提示文 ::
==========

体と温度について(編集中)

・からだの体温調節の仕組み

 体温は正常であれば、通常は36℃前後にあります。近年の日本人は体温が低くなっているという統計もあり、例えば1957年に東京帝国大学の田坂教授らのグループが調べた統計によれば(体温の研究)、当時の日本人の平熱は36.9℃であったとのことです。体の熱は基礎代謝によるものが殆どであるため、現代人は基礎代謝が減少しているのかも知れません。

 人間の体の場合、服などの保温がない状態では、20℃以下の環境温度に長時間さらされると、筋肉の緊張によって(震えて)熱を生産し始めます。一方、30℃以上の環境になると、今度は発汗によって熱を放散させて一定の環境を保とうとする「本能的」な働きがあります(恒温動物)。昨今、電力消費削減問題にちなんで、エアコンの快適温度設定というものを示しているところがあります。人間はそれぞれで体温が違うものですから、厳密には全ての人間にとっての快適温度は難しいわけですが、このことから、20℃と30℃の中間というのが一般的と言えるでしょう。

==========

データ抜粋 ::

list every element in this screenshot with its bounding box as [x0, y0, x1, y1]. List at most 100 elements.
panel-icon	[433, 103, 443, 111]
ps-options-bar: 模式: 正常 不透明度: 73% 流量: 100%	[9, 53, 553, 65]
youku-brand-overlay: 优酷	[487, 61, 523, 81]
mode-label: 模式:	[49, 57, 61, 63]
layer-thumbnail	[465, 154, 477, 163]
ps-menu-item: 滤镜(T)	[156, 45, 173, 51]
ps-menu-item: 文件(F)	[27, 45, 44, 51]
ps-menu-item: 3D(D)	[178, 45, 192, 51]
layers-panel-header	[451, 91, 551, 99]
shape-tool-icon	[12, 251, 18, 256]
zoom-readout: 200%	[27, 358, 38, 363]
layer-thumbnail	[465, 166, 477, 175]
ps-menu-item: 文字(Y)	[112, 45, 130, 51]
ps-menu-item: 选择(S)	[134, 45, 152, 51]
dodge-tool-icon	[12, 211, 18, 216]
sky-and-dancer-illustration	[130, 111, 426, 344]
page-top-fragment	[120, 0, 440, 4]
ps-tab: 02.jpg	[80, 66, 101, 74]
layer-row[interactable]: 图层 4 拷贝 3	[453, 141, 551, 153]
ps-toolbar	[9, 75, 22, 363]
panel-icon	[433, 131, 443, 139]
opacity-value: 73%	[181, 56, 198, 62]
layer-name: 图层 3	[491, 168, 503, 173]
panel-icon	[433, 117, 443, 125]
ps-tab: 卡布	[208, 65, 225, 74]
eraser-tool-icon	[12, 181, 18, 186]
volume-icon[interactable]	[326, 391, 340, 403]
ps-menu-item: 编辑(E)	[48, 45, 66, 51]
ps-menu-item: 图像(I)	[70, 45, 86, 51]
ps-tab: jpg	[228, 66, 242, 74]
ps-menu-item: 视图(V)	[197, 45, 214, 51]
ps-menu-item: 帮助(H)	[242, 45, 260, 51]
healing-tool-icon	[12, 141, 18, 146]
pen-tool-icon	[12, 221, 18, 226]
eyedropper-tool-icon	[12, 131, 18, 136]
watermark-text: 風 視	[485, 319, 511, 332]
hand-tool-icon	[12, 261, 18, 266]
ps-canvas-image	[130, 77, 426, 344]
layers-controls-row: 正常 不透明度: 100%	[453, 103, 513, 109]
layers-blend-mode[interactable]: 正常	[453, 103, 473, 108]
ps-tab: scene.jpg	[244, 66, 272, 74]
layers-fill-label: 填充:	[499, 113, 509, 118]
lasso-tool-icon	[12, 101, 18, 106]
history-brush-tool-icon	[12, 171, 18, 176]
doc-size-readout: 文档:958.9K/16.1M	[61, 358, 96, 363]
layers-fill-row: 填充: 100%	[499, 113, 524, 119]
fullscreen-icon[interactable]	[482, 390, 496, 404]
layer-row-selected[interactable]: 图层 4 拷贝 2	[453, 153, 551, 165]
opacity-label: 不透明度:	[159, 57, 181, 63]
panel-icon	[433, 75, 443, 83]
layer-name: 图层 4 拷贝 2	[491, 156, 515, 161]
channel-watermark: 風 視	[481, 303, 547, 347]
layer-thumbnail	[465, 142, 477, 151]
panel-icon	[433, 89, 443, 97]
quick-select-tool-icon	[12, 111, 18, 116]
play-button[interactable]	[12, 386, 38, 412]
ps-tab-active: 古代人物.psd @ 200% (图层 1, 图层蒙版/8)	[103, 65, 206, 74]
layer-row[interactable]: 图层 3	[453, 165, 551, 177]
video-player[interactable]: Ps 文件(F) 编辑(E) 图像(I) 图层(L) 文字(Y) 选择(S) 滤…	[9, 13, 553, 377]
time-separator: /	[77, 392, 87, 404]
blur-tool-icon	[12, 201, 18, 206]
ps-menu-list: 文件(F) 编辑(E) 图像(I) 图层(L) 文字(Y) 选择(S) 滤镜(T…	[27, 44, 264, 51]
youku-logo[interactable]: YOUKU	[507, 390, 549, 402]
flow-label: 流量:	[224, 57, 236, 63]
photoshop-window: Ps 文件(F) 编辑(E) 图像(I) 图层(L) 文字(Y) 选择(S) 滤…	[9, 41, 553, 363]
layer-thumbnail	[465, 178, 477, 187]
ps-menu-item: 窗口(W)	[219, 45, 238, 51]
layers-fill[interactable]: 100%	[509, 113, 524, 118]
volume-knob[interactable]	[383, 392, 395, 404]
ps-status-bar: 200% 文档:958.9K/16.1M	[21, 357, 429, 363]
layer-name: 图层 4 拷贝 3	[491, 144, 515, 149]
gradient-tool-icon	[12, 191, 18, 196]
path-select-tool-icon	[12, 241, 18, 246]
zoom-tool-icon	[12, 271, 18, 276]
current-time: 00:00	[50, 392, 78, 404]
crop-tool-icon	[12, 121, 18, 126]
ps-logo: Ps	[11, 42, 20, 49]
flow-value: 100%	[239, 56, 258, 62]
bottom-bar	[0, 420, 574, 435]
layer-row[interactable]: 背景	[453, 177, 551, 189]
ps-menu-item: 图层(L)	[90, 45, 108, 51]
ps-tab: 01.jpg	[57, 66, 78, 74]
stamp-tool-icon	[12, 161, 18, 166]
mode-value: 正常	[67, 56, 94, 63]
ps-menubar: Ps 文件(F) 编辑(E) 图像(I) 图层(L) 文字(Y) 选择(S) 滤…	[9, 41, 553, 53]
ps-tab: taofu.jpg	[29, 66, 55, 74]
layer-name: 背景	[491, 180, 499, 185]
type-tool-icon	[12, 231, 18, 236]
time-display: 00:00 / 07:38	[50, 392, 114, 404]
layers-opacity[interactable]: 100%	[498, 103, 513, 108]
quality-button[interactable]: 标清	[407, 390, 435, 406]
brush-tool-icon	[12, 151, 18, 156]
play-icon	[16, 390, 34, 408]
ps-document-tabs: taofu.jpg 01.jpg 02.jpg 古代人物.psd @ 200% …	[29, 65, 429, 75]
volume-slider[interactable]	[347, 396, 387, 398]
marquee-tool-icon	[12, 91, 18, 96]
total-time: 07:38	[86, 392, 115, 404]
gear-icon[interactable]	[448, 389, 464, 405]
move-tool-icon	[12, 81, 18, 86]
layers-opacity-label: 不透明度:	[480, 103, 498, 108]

==========

作業の手順 :: 提示文のうち「体温は正常であれば、通常は3」から「少しているのかも知れません。」までの部分を、一字も変えずに書き写してください。

解答例 ::
体温は正常であれば、通常は36℃前後にあります。近年の日本人は体温が低くなっているという統計もあり、例えば1957年に東京帝国大学の田坂教授らのグループが調べた統計によれば(体温の研究)、当時の日本人の平熱は36.9℃であったとのことです。体の熱は基礎代謝によるものが殆どであるため、現代人は基礎代謝が減少しているのかも知れません。